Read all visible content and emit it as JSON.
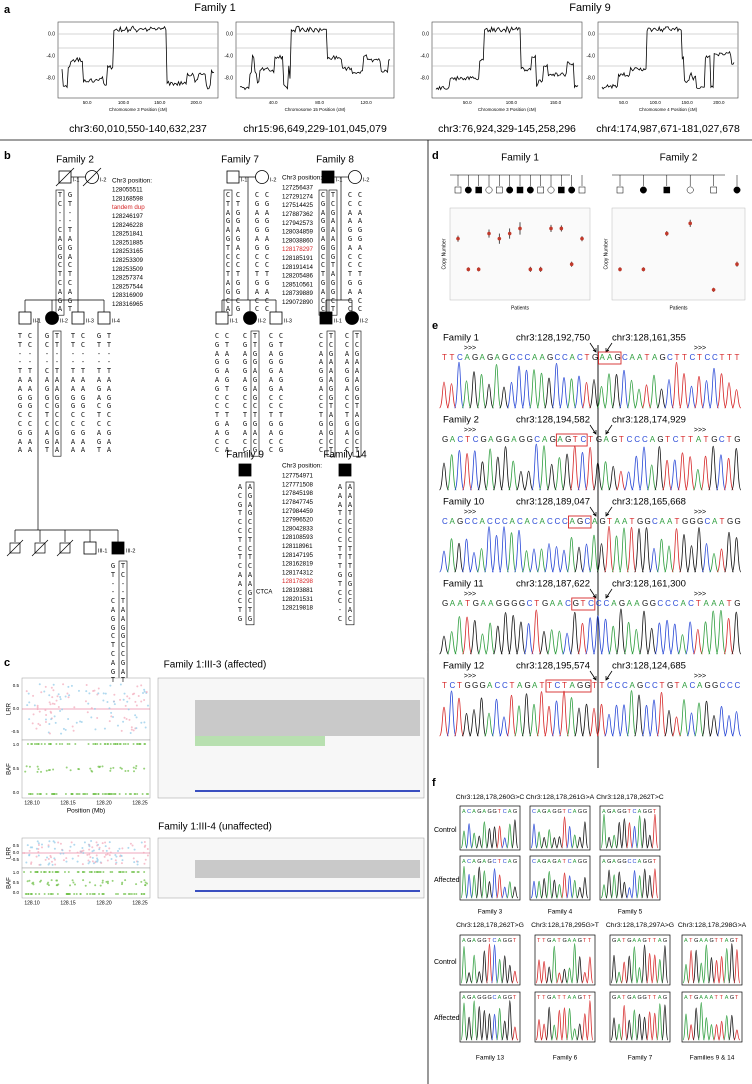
{
  "panel_a": {
    "label": "a",
    "y_ticks": [
      "0.0",
      "-4.0",
      "-8.0"
    ],
    "families": [
      {
        "name": "Family 1",
        "plots": [
          {
            "x_ticks": [
              "50.0",
              "100.0",
              "150.0",
              "200.0"
            ],
            "x_title": "Chromosome 3 Position (cM)",
            "region": "chr3:60,010,550-140,632,237"
          },
          {
            "x_ticks": [
              "40.0",
              "80.0",
              "120.0"
            ],
            "x_title": "Chromosome 15 Position (cM)",
            "region": "chr15:96,649,229-101,045,079"
          }
        ]
      },
      {
        "name": "Family 9",
        "plots": [
          {
            "x_ticks": [
              "50.0",
              "100.0",
              "150.0"
            ],
            "x_title": "Chromosome 3 Position (cM)",
            "region": "chr3:76,924,329-145,258,296"
          },
          {
            "x_ticks": [
              "50.0",
              "100.0",
              "150.0",
              "200.0"
            ],
            "x_title": "Chromosome 4 Position (cM)",
            "region": "chr4:174,987,671-181,027,678"
          }
        ]
      }
    ]
  },
  "panel_b": {
    "label": "b",
    "position_title": "Chr3 position:",
    "position_lists": [
      {
        "rows": [
          "128055511",
          "128168598",
          {
            "text": "tandem dup",
            "color": "#d62728"
          },
          "128246197",
          "128246228",
          "128251841",
          "128251885",
          "128253165",
          "128253309",
          "128253509",
          "128257374",
          "128257544",
          "128316909",
          "128316965"
        ]
      },
      {
        "rows": [
          "127256437",
          "127291274",
          "127514425",
          "127887362",
          "127942573",
          "128034859",
          "128038860",
          {
            "text": "128178297",
            "color": "#d62728"
          },
          "128185191",
          "128191414",
          "128205486",
          "128510561",
          "128739889",
          "129072890"
        ]
      },
      {
        "rows": [
          "127754971",
          "127771508",
          "127845198",
          "127847745",
          "127984459",
          "127996520",
          "128042833",
          "128108593",
          "128118961",
          "128147195",
          "128162819",
          "128174312",
          {
            "text": "128178298",
            "color": "#d62728"
          },
          "128193881",
          "128201531",
          "128219818"
        ]
      }
    ],
    "pedigrees": [
      {
        "name": "Family 2",
        "members": [
          {
            "id": "I-1",
            "sex": "male",
            "affected": false,
            "deceased": true,
            "genotype": [
              "TC--CAGGCTCAGA",
              "GT--TAGACTCAGT"
            ]
          },
          {
            "id": "I-2",
            "sex": "female",
            "affected": false,
            "deceased": true,
            "genotype": []
          },
          {
            "id": "II-1",
            "sex": "male",
            "affected": false,
            "deceased": false,
            "genotype": [
              "TT--TAAGGCCGAA",
              "CC--TAAGGCCGAA"
            ]
          },
          {
            "id": "II-2",
            "sex": "female",
            "affected": true,
            "deceased": false,
            "genotype": [
              "GC--CAGGCTCAGT",
              "TT--TAAGGCCGAA"
            ]
          },
          {
            "id": "II-3",
            "sex": "male",
            "affected": false,
            "deceased": false,
            "genotype": [
              "TT--TAAGGCCGAA",
              "CC--TAAGGCCGAA"
            ]
          },
          {
            "id": "II-4",
            "sex": "male",
            "affected": false,
            "deceased": false,
            "genotype": [
              "GT--TAGACTCAGT",
              "TT--TAAGGCCGAA"
            ]
          },
          {
            "id": "III-1",
            "sex": "male",
            "affected": false,
            "deceased": false,
            "genotype": []
          },
          {
            "id": "III-2",
            "sex": "male",
            "affected": true,
            "deceased": false,
            "genotype": [
              "GT--CAGGCTCAGT",
              "TC--TAAGGCCGAT"
            ]
          }
        ]
      },
      {
        "name": "Family 7",
        "members": [
          {
            "id": "I-1",
            "sex": "male",
            "affected": false,
            "deceased": false,
            "genotype": [
              "CTAGAGTCCTAGCA",
              "CTGGAGACCTGGCG"
            ]
          },
          {
            "id": "I-2",
            "sex": "female",
            "affected": false,
            "deceased": false,
            "genotype": [
              "CGAGGAGCCTGACC",
              "CGAGGAGCCTGACC"
            ]
          },
          {
            "id": "II-1",
            "sex": "male",
            "affected": false,
            "deceased": false,
            "genotype": [
              "CGAGGAGCCTGACC",
              "CTAGAGTCCTAGCA"
            ]
          },
          {
            "id": "II-2",
            "sex": "female",
            "affected": true,
            "deceased": false,
            "genotype": [
              "CGAGGAGCCTGACC",
              "TTGGAGAGCTGACG"
            ]
          },
          {
            "id": "II-3",
            "sex": "male",
            "affected": false,
            "deceased": false,
            "genotype": [
              "CGAGGAGCCTGACC",
              "CTGGAGACCTGGCG"
            ]
          }
        ]
      },
      {
        "name": "Family 8",
        "members": [
          {
            "id": "I-1",
            "sex": "male",
            "affected": true,
            "deceased": false,
            "genotype": [
              "CGAGGAGCCTGACC",
              "TCGAAAGGTAGGCT"
            ]
          },
          {
            "id": "I-2",
            "sex": "female",
            "affected": false,
            "deceased": false,
            "genotype": [
              "CCAAGGACCTGACC",
              "CCAAGGACCTGACC"
            ]
          },
          {
            "id": "II-1",
            "sex": "male",
            "affected": true,
            "deceased": false,
            "genotype": [
              "CCAAGGACCTGACC",
              "TCGAAAGGTAGGCT"
            ]
          },
          {
            "id": "II-2",
            "sex": "female",
            "affected": true,
            "deceased": false,
            "genotype": [
              "CCAAGGACCTGACC",
              "TCGAAAGGTAGGCT"
            ]
          }
        ]
      },
      {
        "name": "Family 9",
        "insertion": "CTCA",
        "members": [
          {
            "sex": "male",
            "affected": true,
            "deceased": false,
            "genotype": [
              "ACGTCCTCTCAACCTG",
              "AGAGCCTCTCAAGCTG"
            ]
          }
        ]
      },
      {
        "name": "Family 14",
        "members": [
          {
            "sex": "male",
            "affected": true,
            "deceased": false,
            "genotype": [
              "AAATCCCTTTGTCC-C",
              "AAATCCCTTTGGCCAC"
            ]
          }
        ]
      }
    ]
  },
  "panel_c": {
    "label": "c",
    "samples": [
      {
        "title": "Family 1:III-3 (affected)"
      },
      {
        "title": "Family 1:III-4 (unaffected)"
      }
    ],
    "lrr_label": "LRR",
    "baf_label": "BAF",
    "x_title": "Position (Mb)",
    "x_ticks": [
      "128.10",
      "128.15",
      "128.20",
      "128.25"
    ],
    "lrr_ticks": [
      "0.5",
      "0.0",
      "-0.5"
    ],
    "baf_ticks": [
      "1.0",
      "0.5",
      "0.0"
    ]
  },
  "panel_d": {
    "label": "d",
    "y_title": "Copy Number",
    "x_title": "Patients",
    "ylim": [
      1.4,
      3.2
    ],
    "families": [
      {
        "name": "Family 1",
        "copy_number": [
          2.6,
          2.0,
          2.0,
          2.7,
          2.6,
          2.7,
          2.8,
          2.0,
          2.0,
          2.8,
          2.8,
          2.1,
          2.6
        ],
        "error": [
          0.06,
          0.04,
          0.04,
          0.08,
          0.1,
          0.1,
          0.12,
          0.05,
          0.05,
          0.07,
          0.06,
          0.05,
          0.05
        ]
      },
      {
        "name": "Family 2",
        "copy_number": [
          2.0,
          2.0,
          2.7,
          2.9,
          1.6,
          2.1
        ],
        "error": [
          0.04,
          0.04,
          0.05,
          0.07,
          0.04,
          0.05
        ]
      }
    ]
  },
  "panel_e": {
    "label": "e",
    "forward_marker": ">>>",
    "rows": [
      {
        "family": "Family 1",
        "left": "chr3:128,192,750",
        "right": "chr3:128,161,355",
        "sequence": "TTCAGAGAGCCCAAGCCACTGAAGCAATAGCTTCTCCTTT"
      },
      {
        "family": "Family 2",
        "left": "chr3:128,194,582",
        "right": "chr3:128,174,929",
        "sequence": "GACTCGAGGAGGCAGAGTCTGAGTCCCAGTCTTATGCTG"
      },
      {
        "family": "Family 10",
        "left": "chr3:128,189,047",
        "right": "chr3:128,165,668",
        "sequence": "CAGCCACCCACACACCCAGCAGTAATGGCAATGGGCATGG"
      },
      {
        "family": "Family 11",
        "left": "chr3:128,187,622",
        "right": "chr3:128,161,300",
        "sequence": "GAATGAAGGGGCTGAACGTCCCAGAAGGCCCACTAAATG"
      },
      {
        "family": "Family 12",
        "left": "chr3:128,195,574",
        "right": "chr3:128,124,685",
        "sequence": "TCTGGGACCTAGATTCTAGGTTCCCAGCCTGTACAGGCCC"
      }
    ]
  },
  "panel_f": {
    "label": "f",
    "control_label": "Control",
    "affected_label": "Affected",
    "variants": [
      {
        "name": "Chr3:128,178,260G>C",
        "family": "Family 3",
        "control": "ACAGAGGTCAG",
        "affected": "ACAGAGCTCAG"
      },
      {
        "name": "Chr3:128,178,261G>A",
        "family": "Family 4",
        "control": "CAGAGGTCAGG",
        "affected": "CAGAGATCAGG"
      },
      {
        "name": "Chr3:128,178,262T>C",
        "family": "Family 5",
        "control": "AGAGGTCAGGT",
        "affected": "AGAGGCCAGGT"
      },
      {
        "name": "Chr3:128,178,262T>G",
        "family": "Family 13",
        "control": "AGAGGTCAGGT",
        "affected": "AGAGGGCAGGT"
      },
      {
        "name": "Chr3:128,178,295G>T",
        "family": "Family 6",
        "control": "TTGATGAAGTT",
        "affected": "TTGATTAAGTT"
      },
      {
        "name": "Chr3:128,178,297A>G",
        "family": "Family 7",
        "control": "GATGAAGTTAG",
        "affected": "GATGAGGTTAG"
      },
      {
        "name": "Chr3:128,178,298G>A",
        "family": "Families 9 & 14",
        "control": "ATGAAGTTAGT",
        "affected": "ATGAAATTAGT"
      }
    ]
  }
}
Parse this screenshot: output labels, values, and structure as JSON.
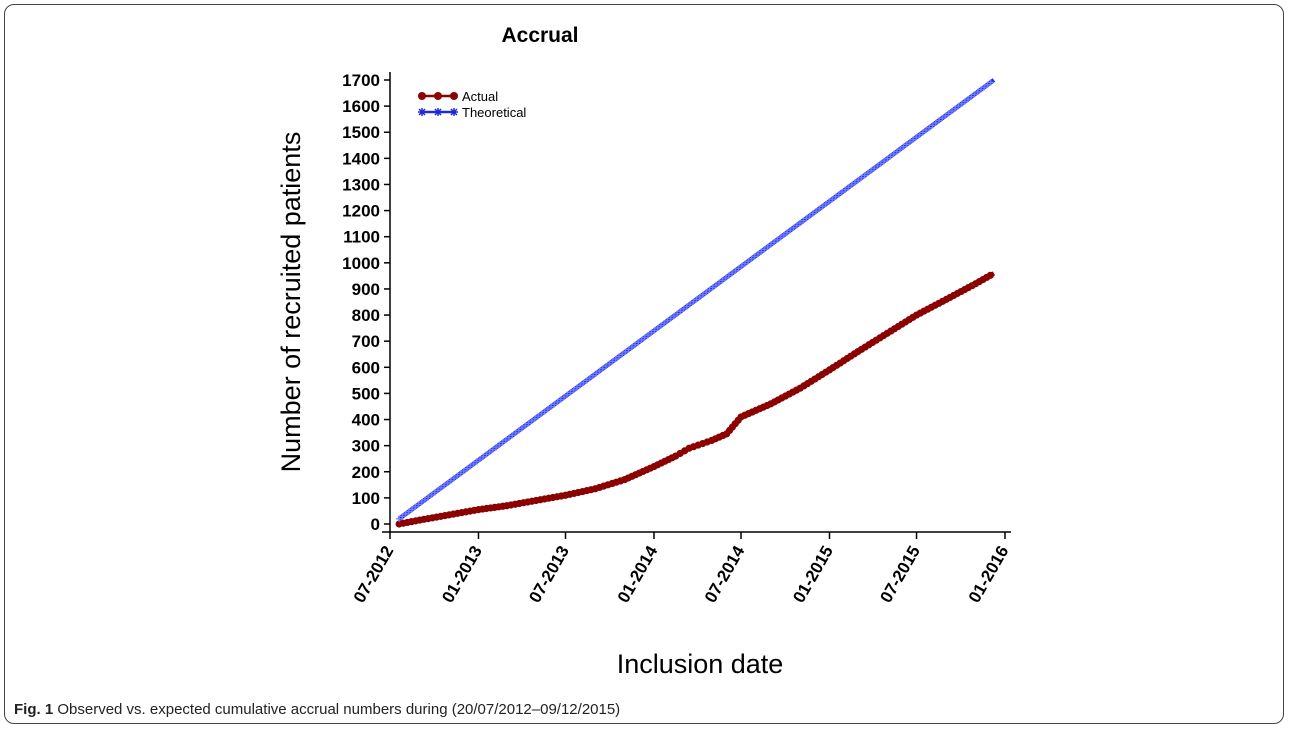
{
  "chart_data": {
    "type": "line",
    "title": "Accrual",
    "xlabel": "Inclusion date",
    "ylabel": "Number of recruited patients",
    "x_ticks": [
      "07-2012",
      "01-2013",
      "07-2013",
      "01-2014",
      "07-2014",
      "01-2015",
      "07-2015",
      "01-2016"
    ],
    "x_range": [
      "2012-07-01",
      "2016-01-01"
    ],
    "y_ticks": [
      0,
      100,
      200,
      300,
      400,
      500,
      600,
      700,
      800,
      900,
      1000,
      1100,
      1200,
      1300,
      1400,
      1500,
      1600,
      1700
    ],
    "ylim": [
      0,
      1700
    ],
    "legend_position": "top-left",
    "grid": false,
    "series": [
      {
        "name": "Actual",
        "color": "#8b0000",
        "marker": "circle",
        "x": [
          "2012-07-20",
          "2012-09-01",
          "2012-11-01",
          "2013-01-01",
          "2013-03-01",
          "2013-05-01",
          "2013-07-01",
          "2013-09-01",
          "2013-11-01",
          "2014-01-01",
          "2014-02-15",
          "2014-03-15",
          "2014-05-01",
          "2014-06-01",
          "2014-07-01",
          "2014-09-01",
          "2014-11-01",
          "2015-01-01",
          "2015-03-01",
          "2015-05-01",
          "2015-07-01",
          "2015-09-01",
          "2015-11-01",
          "2015-12-09"
        ],
        "values": [
          0,
          15,
          35,
          55,
          70,
          90,
          110,
          135,
          170,
          220,
          260,
          290,
          320,
          345,
          410,
          460,
          520,
          590,
          660,
          730,
          800,
          860,
          920,
          960
        ]
      },
      {
        "name": "Theoretical",
        "color": "#1f2bd6",
        "marker": "star",
        "x": [
          "2012-07-20",
          "2015-12-09"
        ],
        "values": [
          20,
          1700
        ]
      }
    ]
  },
  "caption": {
    "label": "Fig. 1",
    "text": "Observed vs. expected cumulative accrual numbers during (20/07/2012–09/12/2015)"
  }
}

What needs to be done:
What is the number of lines in the entries above that contain the string "sequence"? Reply with the number and nothing more.

Response below:
5